| WHAT THE EXERCISE ASKS |
Write out each line in which the string "Universidad" is present.

| PROVIDED RECORDS |
________________________________________

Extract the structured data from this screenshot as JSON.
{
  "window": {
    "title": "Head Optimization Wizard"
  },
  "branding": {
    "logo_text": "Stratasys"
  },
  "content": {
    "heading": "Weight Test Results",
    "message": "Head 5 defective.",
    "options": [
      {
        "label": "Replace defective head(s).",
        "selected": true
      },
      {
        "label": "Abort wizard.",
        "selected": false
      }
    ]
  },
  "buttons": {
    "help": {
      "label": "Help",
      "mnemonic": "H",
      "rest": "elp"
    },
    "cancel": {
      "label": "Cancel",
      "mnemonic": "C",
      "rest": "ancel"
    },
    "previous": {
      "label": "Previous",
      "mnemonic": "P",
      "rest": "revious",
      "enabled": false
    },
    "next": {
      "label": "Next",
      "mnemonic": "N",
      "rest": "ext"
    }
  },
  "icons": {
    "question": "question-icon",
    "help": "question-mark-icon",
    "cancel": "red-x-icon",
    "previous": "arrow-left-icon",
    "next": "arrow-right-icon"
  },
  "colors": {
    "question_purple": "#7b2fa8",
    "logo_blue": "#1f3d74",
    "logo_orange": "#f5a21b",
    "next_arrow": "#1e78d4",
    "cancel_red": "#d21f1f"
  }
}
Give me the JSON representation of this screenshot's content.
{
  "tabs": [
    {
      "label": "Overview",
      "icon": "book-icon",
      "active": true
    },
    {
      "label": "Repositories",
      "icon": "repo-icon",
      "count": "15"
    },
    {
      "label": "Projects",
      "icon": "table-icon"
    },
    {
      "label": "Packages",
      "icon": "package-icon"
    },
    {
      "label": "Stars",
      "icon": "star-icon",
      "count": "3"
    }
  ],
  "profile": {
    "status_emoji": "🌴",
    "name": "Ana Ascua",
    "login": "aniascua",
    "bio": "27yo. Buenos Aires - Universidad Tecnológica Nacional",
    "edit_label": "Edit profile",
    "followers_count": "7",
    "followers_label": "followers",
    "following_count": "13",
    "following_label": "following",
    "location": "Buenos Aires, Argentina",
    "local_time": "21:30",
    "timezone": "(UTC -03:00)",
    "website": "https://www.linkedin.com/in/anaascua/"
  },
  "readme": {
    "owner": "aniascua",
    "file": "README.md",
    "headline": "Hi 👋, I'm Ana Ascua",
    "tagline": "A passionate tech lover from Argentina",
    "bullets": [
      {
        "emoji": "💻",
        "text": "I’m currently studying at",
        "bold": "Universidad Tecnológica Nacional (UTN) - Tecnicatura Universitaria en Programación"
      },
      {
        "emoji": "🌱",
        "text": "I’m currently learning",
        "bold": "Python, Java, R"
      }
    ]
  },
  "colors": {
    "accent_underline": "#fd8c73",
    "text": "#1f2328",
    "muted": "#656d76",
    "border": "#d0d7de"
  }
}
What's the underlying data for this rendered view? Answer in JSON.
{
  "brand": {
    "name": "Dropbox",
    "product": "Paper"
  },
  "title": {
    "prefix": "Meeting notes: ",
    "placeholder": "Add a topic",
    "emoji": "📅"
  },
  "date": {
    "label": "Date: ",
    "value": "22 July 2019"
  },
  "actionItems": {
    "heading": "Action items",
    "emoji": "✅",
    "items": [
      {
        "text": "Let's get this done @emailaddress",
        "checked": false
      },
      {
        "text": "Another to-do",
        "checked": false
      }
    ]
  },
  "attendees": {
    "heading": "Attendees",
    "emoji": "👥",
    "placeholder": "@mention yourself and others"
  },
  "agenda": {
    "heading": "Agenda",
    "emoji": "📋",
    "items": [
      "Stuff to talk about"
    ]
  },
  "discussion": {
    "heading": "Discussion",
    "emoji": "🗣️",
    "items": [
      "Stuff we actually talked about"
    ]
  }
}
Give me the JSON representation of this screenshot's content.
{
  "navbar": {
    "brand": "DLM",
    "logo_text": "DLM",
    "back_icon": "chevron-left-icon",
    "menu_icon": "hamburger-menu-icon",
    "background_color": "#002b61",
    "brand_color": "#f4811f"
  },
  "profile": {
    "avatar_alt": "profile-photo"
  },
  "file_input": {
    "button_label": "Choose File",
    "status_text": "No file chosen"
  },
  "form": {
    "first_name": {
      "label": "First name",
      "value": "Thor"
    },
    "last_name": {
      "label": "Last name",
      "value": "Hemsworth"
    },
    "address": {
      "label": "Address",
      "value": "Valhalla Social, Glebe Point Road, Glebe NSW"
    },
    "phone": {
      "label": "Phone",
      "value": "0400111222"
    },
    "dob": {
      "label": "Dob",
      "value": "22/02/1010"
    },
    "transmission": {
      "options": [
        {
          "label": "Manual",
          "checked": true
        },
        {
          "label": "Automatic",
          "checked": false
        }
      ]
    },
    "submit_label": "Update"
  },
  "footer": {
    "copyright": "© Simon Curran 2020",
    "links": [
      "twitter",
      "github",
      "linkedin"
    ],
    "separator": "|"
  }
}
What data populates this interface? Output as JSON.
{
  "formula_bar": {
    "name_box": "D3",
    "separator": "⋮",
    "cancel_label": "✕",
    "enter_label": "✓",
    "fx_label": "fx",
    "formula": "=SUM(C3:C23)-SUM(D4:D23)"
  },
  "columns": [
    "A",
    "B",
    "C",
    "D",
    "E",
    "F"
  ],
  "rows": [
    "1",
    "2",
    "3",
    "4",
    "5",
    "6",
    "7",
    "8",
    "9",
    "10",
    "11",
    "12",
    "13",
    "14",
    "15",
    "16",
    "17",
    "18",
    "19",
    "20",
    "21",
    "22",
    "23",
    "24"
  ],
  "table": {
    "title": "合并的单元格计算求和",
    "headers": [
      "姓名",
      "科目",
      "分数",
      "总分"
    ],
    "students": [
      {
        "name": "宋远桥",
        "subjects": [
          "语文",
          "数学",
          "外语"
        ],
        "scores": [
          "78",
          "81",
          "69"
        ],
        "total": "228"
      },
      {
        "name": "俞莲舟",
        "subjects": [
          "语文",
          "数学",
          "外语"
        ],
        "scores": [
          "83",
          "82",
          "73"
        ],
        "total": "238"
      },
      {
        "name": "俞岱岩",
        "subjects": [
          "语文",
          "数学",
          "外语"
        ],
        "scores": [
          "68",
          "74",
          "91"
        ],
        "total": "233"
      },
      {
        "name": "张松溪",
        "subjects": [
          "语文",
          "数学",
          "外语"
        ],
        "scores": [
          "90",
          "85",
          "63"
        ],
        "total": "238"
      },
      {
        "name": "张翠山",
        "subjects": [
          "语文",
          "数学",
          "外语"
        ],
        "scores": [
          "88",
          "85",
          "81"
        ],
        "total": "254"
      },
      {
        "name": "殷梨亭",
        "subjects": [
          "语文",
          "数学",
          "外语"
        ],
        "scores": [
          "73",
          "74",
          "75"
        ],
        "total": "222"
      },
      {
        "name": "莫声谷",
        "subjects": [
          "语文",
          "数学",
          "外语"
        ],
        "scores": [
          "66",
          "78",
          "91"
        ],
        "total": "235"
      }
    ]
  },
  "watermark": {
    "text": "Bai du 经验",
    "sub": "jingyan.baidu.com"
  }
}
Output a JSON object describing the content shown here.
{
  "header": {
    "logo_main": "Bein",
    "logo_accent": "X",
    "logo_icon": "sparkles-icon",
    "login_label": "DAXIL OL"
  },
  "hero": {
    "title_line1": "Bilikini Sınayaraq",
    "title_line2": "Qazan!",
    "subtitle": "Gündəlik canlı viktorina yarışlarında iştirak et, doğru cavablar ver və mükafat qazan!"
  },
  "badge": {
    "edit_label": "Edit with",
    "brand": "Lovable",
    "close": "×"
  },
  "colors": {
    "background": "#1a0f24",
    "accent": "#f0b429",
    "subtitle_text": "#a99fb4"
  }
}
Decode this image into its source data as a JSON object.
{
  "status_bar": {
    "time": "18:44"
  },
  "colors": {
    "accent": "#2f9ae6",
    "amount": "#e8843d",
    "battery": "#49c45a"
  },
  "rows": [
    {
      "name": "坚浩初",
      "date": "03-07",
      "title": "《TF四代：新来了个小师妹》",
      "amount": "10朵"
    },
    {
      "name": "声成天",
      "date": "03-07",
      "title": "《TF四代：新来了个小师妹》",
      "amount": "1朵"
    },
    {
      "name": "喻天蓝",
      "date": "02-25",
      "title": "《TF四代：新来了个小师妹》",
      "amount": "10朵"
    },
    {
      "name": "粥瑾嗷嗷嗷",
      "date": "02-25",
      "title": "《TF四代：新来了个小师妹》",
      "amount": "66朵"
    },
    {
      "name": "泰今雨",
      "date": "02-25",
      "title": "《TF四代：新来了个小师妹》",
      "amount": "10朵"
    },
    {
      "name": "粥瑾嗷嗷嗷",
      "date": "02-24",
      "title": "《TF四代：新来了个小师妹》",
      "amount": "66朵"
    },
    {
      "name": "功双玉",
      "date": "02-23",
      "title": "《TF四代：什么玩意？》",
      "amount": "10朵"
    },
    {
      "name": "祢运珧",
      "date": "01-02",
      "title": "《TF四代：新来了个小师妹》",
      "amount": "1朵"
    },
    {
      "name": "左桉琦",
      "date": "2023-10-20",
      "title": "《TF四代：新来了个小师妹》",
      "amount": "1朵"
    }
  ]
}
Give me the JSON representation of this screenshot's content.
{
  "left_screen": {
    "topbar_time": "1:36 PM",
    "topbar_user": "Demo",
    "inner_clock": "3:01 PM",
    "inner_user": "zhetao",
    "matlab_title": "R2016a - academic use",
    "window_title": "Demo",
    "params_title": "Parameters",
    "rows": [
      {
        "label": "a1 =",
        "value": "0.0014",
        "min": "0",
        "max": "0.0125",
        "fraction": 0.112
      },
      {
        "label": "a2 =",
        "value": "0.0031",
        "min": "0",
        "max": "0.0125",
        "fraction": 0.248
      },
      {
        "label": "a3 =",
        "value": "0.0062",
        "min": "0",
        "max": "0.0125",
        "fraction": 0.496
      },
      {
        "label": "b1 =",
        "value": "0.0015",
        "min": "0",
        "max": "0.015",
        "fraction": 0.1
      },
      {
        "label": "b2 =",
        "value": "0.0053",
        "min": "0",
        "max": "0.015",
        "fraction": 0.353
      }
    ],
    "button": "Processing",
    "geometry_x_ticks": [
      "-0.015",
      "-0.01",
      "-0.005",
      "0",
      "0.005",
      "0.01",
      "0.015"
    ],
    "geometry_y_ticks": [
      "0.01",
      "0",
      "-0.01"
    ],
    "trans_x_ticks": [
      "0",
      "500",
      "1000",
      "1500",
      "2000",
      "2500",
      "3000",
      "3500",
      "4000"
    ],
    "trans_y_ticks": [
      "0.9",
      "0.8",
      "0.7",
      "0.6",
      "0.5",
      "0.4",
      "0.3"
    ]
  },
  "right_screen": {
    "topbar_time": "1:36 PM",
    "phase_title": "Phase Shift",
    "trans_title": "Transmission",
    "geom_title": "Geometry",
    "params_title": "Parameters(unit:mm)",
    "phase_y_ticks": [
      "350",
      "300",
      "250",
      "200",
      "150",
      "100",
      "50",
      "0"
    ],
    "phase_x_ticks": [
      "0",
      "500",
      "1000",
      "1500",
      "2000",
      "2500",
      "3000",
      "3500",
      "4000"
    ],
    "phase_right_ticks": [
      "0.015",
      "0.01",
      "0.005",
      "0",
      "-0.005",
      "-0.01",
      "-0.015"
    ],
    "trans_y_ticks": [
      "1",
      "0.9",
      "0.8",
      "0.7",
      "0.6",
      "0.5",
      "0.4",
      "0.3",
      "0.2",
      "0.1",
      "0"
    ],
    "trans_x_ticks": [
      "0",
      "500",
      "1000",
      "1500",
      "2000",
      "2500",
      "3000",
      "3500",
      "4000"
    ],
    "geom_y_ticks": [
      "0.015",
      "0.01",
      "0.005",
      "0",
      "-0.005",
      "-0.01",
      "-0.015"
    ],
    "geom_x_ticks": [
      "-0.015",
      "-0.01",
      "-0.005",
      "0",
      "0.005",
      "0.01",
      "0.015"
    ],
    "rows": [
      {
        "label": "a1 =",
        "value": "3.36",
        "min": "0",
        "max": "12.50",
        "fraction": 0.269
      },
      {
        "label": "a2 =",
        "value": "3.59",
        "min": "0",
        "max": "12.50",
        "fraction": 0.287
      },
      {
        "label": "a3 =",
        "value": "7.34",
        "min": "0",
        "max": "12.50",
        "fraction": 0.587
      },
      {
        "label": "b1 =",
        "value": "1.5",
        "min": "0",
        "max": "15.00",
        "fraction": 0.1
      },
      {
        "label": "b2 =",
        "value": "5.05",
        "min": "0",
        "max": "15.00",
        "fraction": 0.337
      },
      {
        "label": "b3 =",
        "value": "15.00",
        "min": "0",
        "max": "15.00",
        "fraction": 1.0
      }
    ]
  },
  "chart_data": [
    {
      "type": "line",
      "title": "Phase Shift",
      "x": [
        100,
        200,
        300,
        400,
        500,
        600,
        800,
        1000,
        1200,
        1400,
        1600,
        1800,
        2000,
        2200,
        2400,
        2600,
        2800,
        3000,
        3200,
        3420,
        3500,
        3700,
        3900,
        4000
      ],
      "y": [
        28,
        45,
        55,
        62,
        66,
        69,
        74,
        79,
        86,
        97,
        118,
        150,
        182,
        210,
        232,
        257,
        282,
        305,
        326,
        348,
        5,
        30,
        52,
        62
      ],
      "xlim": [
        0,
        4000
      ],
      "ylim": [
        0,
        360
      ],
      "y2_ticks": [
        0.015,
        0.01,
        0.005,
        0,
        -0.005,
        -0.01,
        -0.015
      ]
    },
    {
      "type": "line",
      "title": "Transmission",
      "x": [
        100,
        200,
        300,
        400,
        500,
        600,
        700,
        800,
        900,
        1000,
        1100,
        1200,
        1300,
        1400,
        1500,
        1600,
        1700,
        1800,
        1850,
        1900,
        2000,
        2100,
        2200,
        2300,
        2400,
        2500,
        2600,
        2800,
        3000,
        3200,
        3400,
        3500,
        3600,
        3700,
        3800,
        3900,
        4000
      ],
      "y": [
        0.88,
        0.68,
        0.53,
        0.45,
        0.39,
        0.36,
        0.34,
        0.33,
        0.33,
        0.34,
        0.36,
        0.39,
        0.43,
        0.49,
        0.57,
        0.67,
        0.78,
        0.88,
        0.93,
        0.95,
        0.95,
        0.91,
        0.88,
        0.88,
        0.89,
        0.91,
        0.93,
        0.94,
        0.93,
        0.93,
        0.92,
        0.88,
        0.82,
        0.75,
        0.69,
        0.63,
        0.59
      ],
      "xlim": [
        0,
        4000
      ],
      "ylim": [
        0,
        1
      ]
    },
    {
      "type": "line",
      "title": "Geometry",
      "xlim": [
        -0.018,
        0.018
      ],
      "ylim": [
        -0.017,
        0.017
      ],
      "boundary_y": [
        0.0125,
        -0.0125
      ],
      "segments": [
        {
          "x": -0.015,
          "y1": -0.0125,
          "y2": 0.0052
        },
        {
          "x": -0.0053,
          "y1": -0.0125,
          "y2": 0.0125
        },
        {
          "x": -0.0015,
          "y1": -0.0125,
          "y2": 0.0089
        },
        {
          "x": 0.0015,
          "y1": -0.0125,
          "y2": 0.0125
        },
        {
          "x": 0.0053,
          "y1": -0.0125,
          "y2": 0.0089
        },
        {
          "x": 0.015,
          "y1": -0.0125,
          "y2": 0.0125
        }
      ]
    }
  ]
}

________________________________________

| EXERCISE RESULT |
    "bio": "27yo. Buenos Aires - Universidad Tecnológica Nacional",
        "bold": "Universidad Tecnológica Nacional (UTN) - Tecnicatura Universitaria en Programación"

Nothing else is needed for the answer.